### STATED EXERCISE
Transcribe the records exactly. Pictures do not belong in the transcription.

[Some records]
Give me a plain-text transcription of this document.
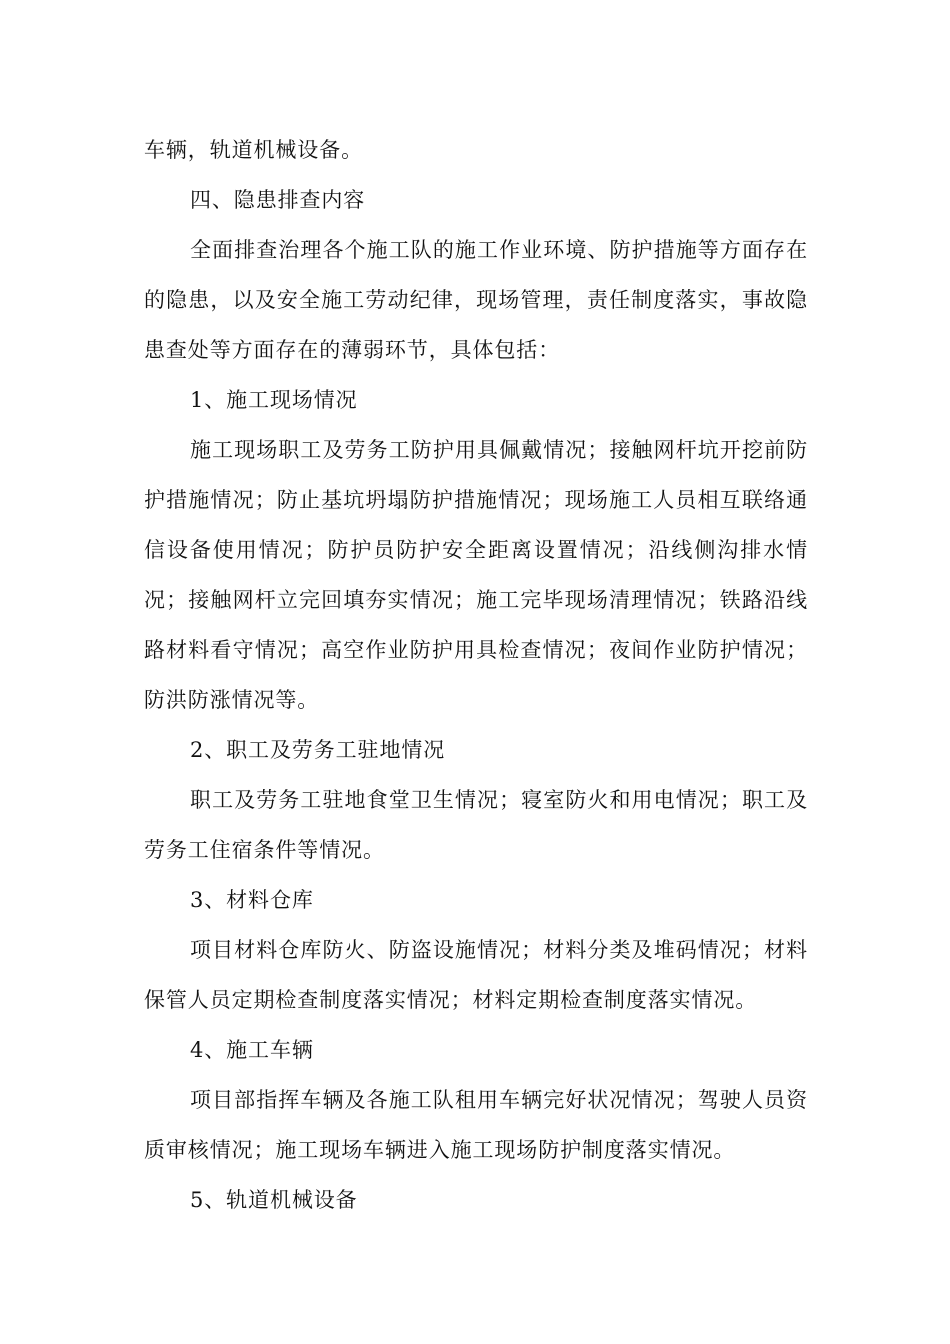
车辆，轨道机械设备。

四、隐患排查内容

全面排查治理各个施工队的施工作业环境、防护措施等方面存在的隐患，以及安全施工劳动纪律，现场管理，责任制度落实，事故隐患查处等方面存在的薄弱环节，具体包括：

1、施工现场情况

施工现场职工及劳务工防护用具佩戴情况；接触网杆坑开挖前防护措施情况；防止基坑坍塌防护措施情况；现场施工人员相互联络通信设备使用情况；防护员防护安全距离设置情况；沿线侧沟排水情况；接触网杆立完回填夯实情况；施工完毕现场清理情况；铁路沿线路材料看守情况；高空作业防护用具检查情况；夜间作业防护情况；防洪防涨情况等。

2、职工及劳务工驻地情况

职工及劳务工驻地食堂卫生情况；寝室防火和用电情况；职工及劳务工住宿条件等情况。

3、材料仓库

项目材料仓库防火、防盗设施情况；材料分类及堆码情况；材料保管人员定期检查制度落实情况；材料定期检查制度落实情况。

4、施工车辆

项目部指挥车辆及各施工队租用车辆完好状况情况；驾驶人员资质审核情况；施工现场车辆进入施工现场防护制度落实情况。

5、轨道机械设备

### SOLUTION FOR THIS TASK
Give me a plain-text transcription of this document.
车辆，轨道机械设备。

四、隐患排查内容

全面排查治理各个施工队的施工作业环境、防护措施等方面存在的隐患，以及安全施工劳动纪律，现场管理，责任制度落实，事故隐患查处等方面存在的薄弱环节，具体包括：

1、施工现场情况

施工现场职工及劳务工防护用具佩戴情况；接触网杆坑开挖前防护措施情况；防止基坑坍塌防护措施情况；现场施工人员相互联络通信设备使用情况；防护员防护安全距离设置情况；沿线侧沟排水情况；接触网杆立完回填夯实情况；施工完毕现场清理情况；铁路沿线路材料看守情况；高空作业防护用具检查情况；夜间作业防护情况；防洪防涨情况等。

2、职工及劳务工驻地情况

职工及劳务工驻地食堂卫生情况；寝室防火和用电情况；职工及劳务工住宿条件等情况。

3、材料仓库

项目材料仓库防火、防盗设施情况；材料分类及堆码情况；材料保管人员定期检查制度落实情况；材料定期检查制度落实情况。

4、施工车辆

项目部指挥车辆及各施工队租用车辆完好状况情况；驾驶人员资质审核情况；施工现场车辆进入施工现场防护制度落实情况。

5、轨道机械设备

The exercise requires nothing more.